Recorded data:
## begin
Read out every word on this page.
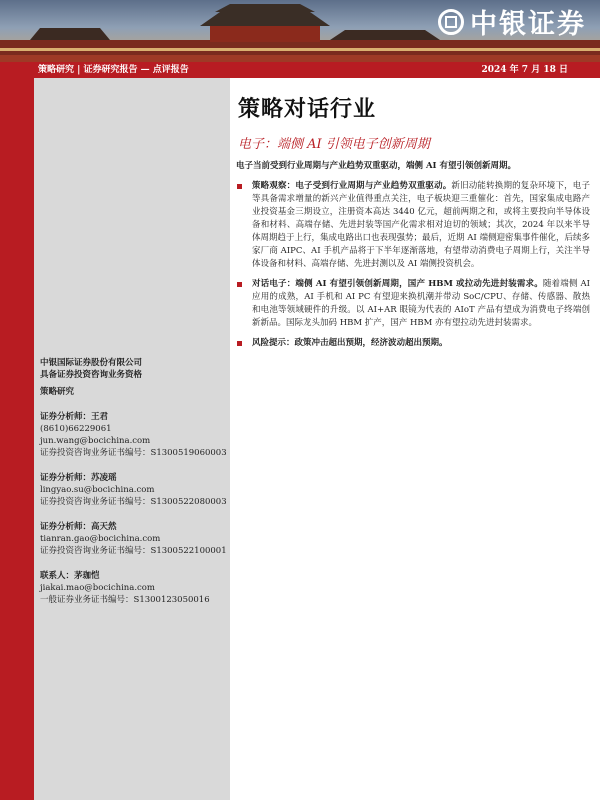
中银证券
策略研究 | 证券研究报告 — 点评报告	2024 年 7 月 18 日
中银国际证券股份有限公司
具备证券投资咨询业务资格
策略研究
证券分析师：王君
(8610)66229061
jun.wang@bocichina.com
证券投资咨询业务证书编号：S1300519060003
证券分析师：苏凌瑶
lingyao.su@bocichina.com
证券投资咨询业务证书编号：S1300522080003
证券分析师：高天然
tianran.gao@bocichina.com
证券投资咨询业务证书编号：S1300522100001
联系人：茅珈恺
jiakai.mao@bocichina.com
一般证券业务证书编号：S1300123050016
策略对话行业
电子：端侧 AI 引领电子创新周期
电子当前受到行业周期与产业趋势双重驱动，端侧 AI 有望引领创新周期。
策略观察：电子受到行业周期与产业趋势双重驱动。新旧动能转换期的复杂环境下，电子等具备需求增量的新兴产业值得重点关注，电子板块迎三重催化：首先，国家集成电路产业投资基金三期设立，注册资本高达 3440 亿元，超前两期之和，或将主要投向半导体设备和材料、高端存储、先进封装等国产化需求相对迫切的领域；其次，2024 年以来半导体周期趋于上行，集成电路出口也表现强势；最后，近期 AI 端侧迎密集事件催化，后续多家厂商 AIPC、AI 手机产品将于下半年逐渐落地，有望带动消费电子周期上行，关注半导体设备和材料、高端存储、先进封测以及 AI 端侧投资机会。
对话电子：端侧 AI 有望引领创新周期，国产 HBM 或拉动先进封装需求。随着端侧 AI 应用的成熟，AI 手机和 AI PC 有望迎来换机潮并带动 SoC/CPU、存储、传感器、散热和电池等领域硬件的升级。以 AI+AR 眼镜为代表的 AIoT 产品有望成为消费电子终端创新新品。国际龙头加码 HBM 扩产，国产 HBM 亦有望拉动先进封装需求。
风险提示：政策冲击超出预期，经济波动超出预期。
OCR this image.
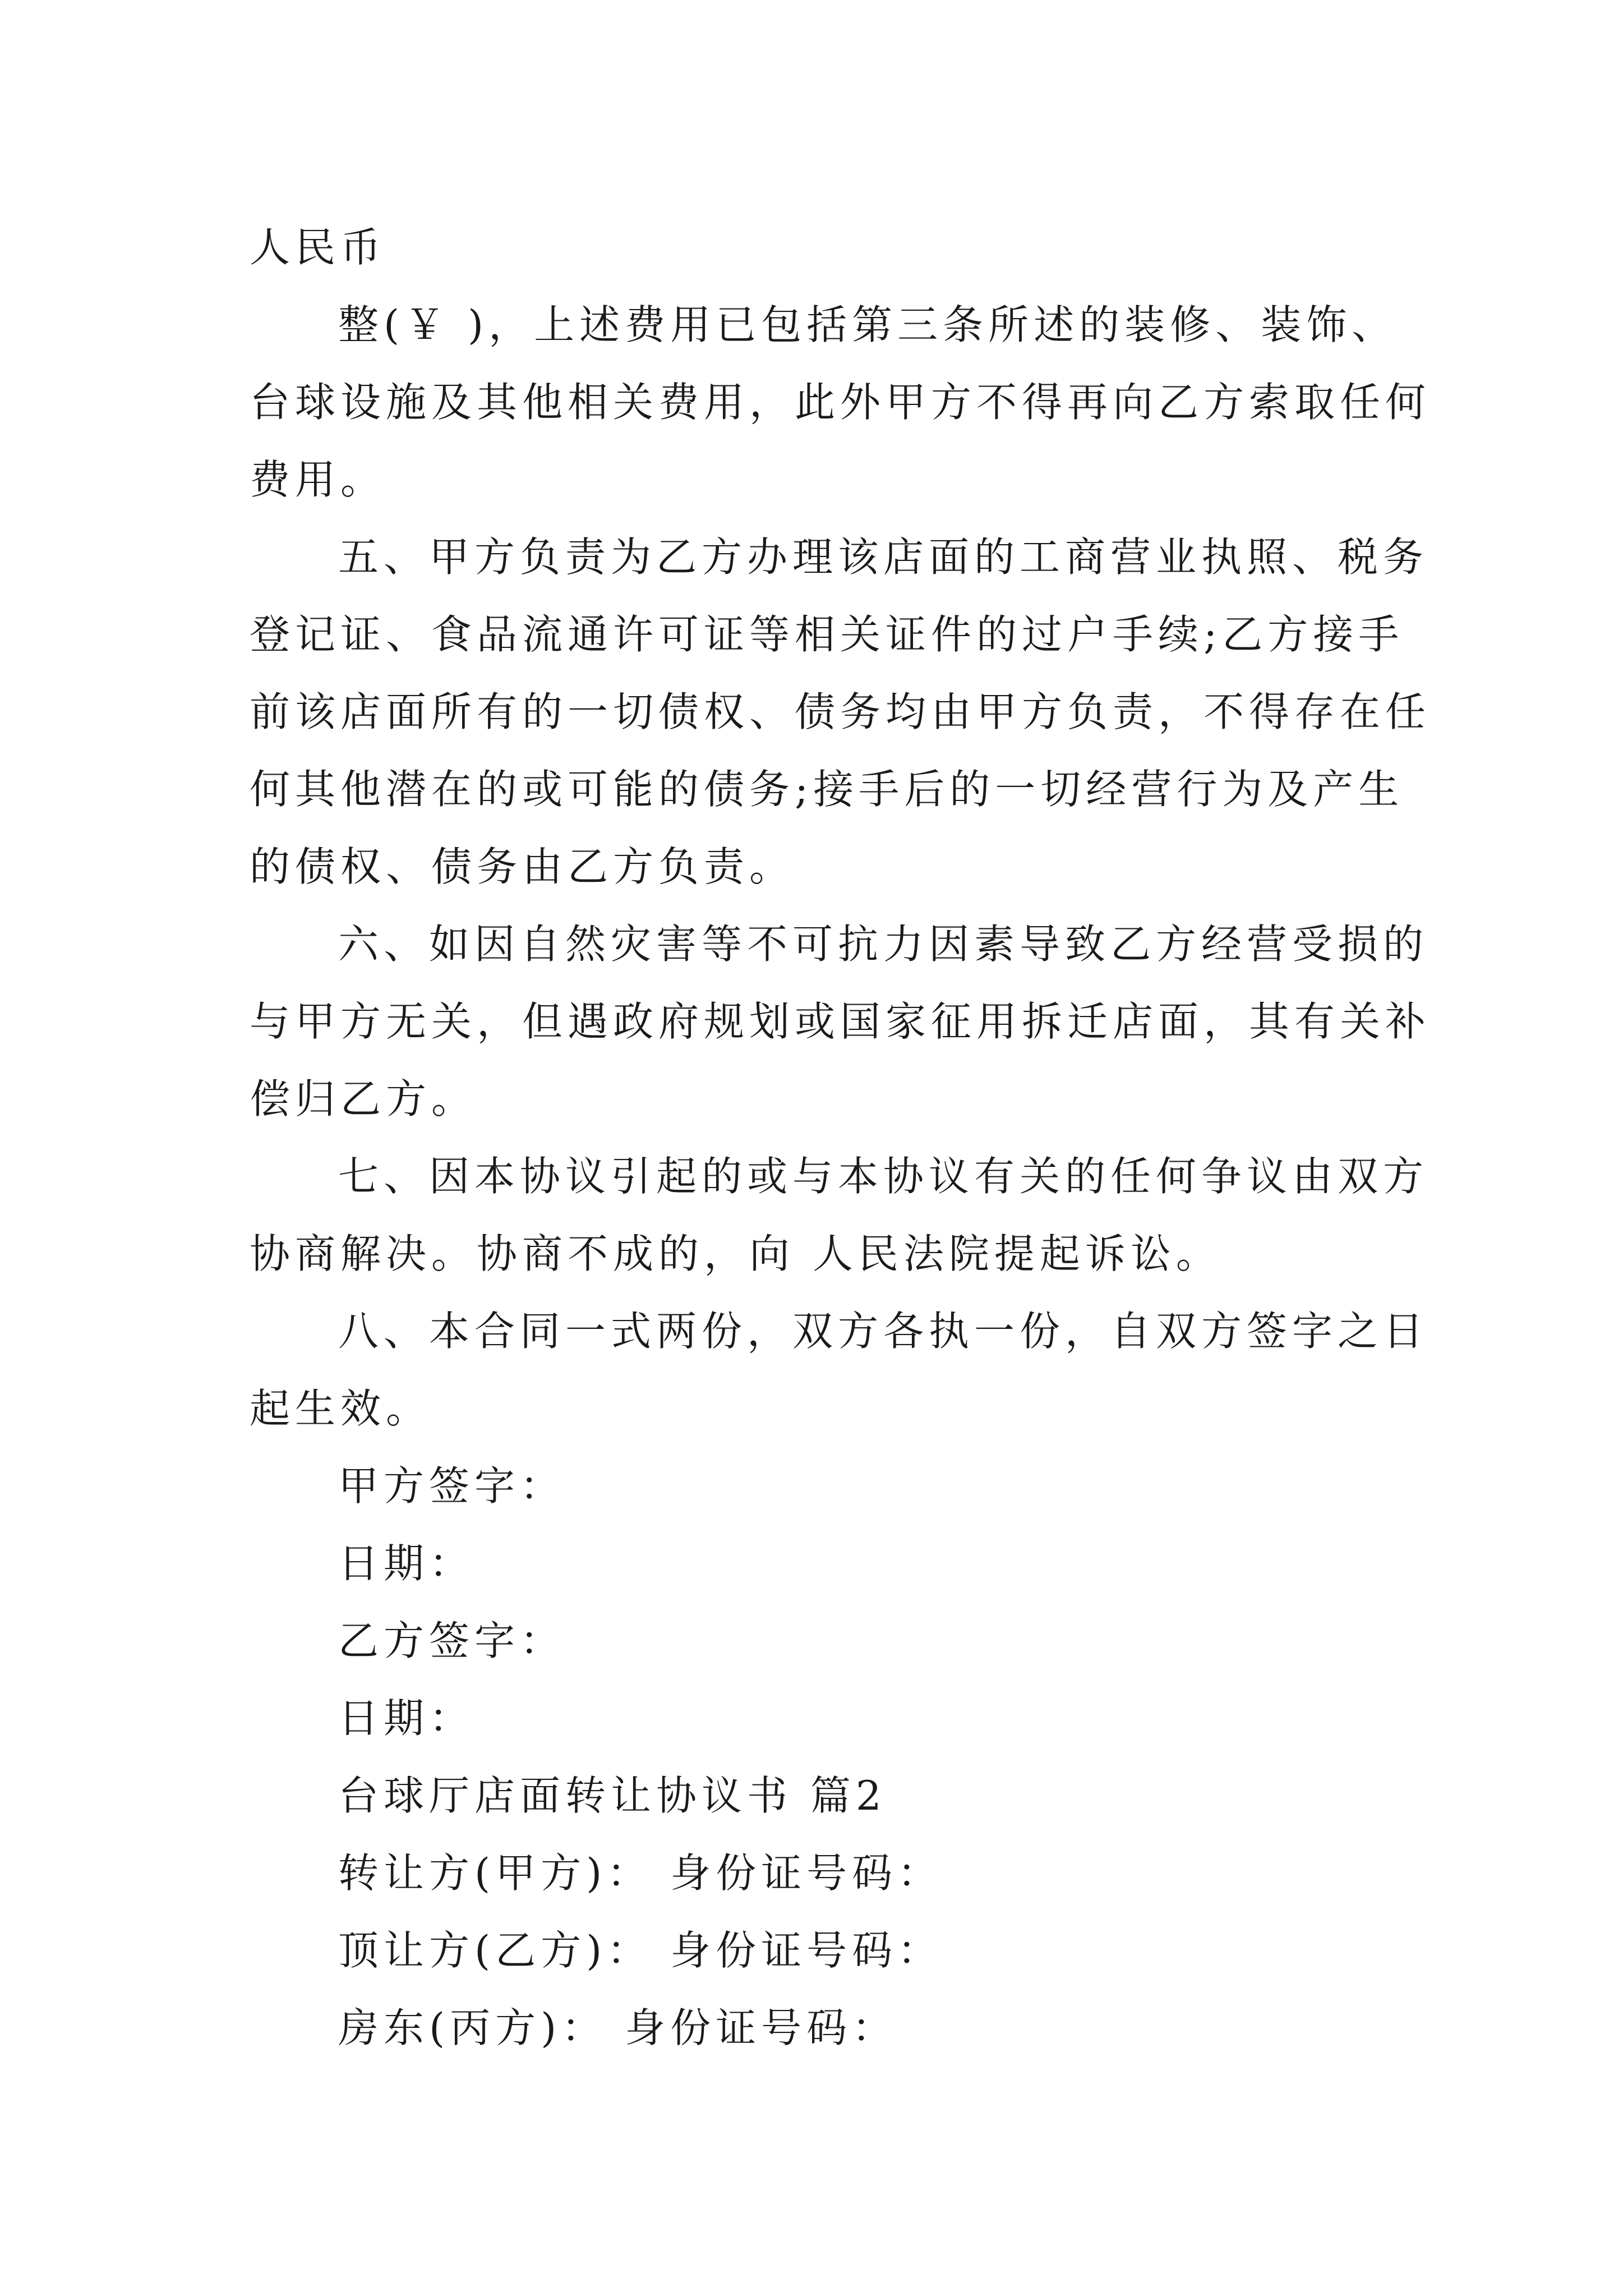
人民币
整(￥ )，上述费用已包括第三条所述的装修、装饰、
台球设施及其他相关费用，此外甲方不得再向乙方索取任何
费用。
五、甲方负责为乙方办理该店面的工商营业执照、税务
登记证、食品流通许可证等相关证件的过户手续;乙方接手
前该店面所有的一切债权、债务均由甲方负责，不得存在任
何其他潜在的或可能的债务;接手后的一切经营行为及产生
的债权、债务由乙方负责。
六、如因自然灾害等不可抗力因素导致乙方经营受损的
与甲方无关，但遇政府规划或国家征用拆迁店面，其有关补
偿归乙方。
七、因本协议引起的或与本协议有关的任何争议由双方
协商解决。协商不成的，向 人民法院提起诉讼。
八、本合同一式两份，双方各执一份，自双方签字之日
起生效。
甲方签字：
日期：
乙方签字：
日期：
台球厅店面转让协议书 篇2
转让方(甲方)： 身份证号码：
顶让方(乙方)： 身份证号码：
房东(丙方)： 身份证号码：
## end
To do → Copy the records above exactly, omitting every picture.

Correct response →
Read out every word on this page.
中银证券
策略研究 | 证券研究报告 — 点评报告	2024 年 7 月 18 日
中银国际证券股份有限公司
具备证券投资咨询业务资格
策略研究
证券分析师：王君
(8610)66229061
jun.wang@bocichina.com
证券投资咨询业务证书编号：S1300519060003
证券分析师：苏凌瑶
lingyao.su@bocichina.com
证券投资咨询业务证书编号：S1300522080003
证券分析师：高天然
tianran.gao@bocichina.com
证券投资咨询业务证书编号：S1300522100001
联系人：茅珈恺
jiakai.mao@bocichina.com
一般证券业务证书编号：S1300123050016
策略对话行业
电子：端侧 AI 引领电子创新周期
电子当前受到行业周期与产业趋势双重驱动，端侧 AI 有望引领创新周期。
策略观察：电子受到行业周期与产业趋势双重驱动。新旧动能转换期的复杂环境下，电子等具备需求增量的新兴产业值得重点关注，电子板块迎三重催化：首先，国家集成电路产业投资基金三期设立，注册资本高达 3440 亿元，超前两期之和，或将主要投向半导体设备和材料、高端存储、先进封装等国产化需求相对迫切的领域；其次，2024 年以来半导体周期趋于上行，集成电路出口也表现强势；最后，近期 AI 端侧迎密集事件催化，后续多家厂商 AIPC、AI 手机产品将于下半年逐渐落地，有望带动消费电子周期上行，关注半导体设备和材料、高端存储、先进封测以及 AI 端侧投资机会。
对话电子：端侧 AI 有望引领创新周期，国产 HBM 或拉动先进封装需求。随着端侧 AI 应用的成熟，AI 手机和 AI PC 有望迎来换机潮并带动 SoC/CPU、存储、传感器、散热和电池等领域硬件的升级。以 AI+AR 眼镜为代表的 AIoT 产品有望成为消费电子终端创新新品。国际龙头加码 HBM 扩产，国产 HBM 亦有望拉动先进封装需求。
风险提示：政策冲击超出预期，经济波动超出预期。
OCR this image.
人民币
整(￥ )，上述费用已包括第三条所述的装修、装饰、
台球设施及其他相关费用，此外甲方不得再向乙方索取任何
费用。
五、甲方负责为乙方办理该店面的工商营业执照、税务
登记证、食品流通许可证等相关证件的过户手续;乙方接手
前该店面所有的一切债权、债务均由甲方负责，不得存在任
何其他潜在的或可能的债务;接手后的一切经营行为及产生
的债权、债务由乙方负责。
六、如因自然灾害等不可抗力因素导致乙方经营受损的
与甲方无关，但遇政府规划或国家征用拆迁店面，其有关补
偿归乙方。
七、因本协议引起的或与本协议有关的任何争议由双方
协商解决。协商不成的，向 人民法院提起诉讼。
八、本合同一式两份，双方各执一份，自双方签字之日
起生效。
甲方签字：
日期：
乙方签字：
日期：
台球厅店面转让协议书 篇2
转让方(甲方)： 身份证号码：
顶让方(乙方)： 身份证号码：
房东(丙方)： 身份证号码：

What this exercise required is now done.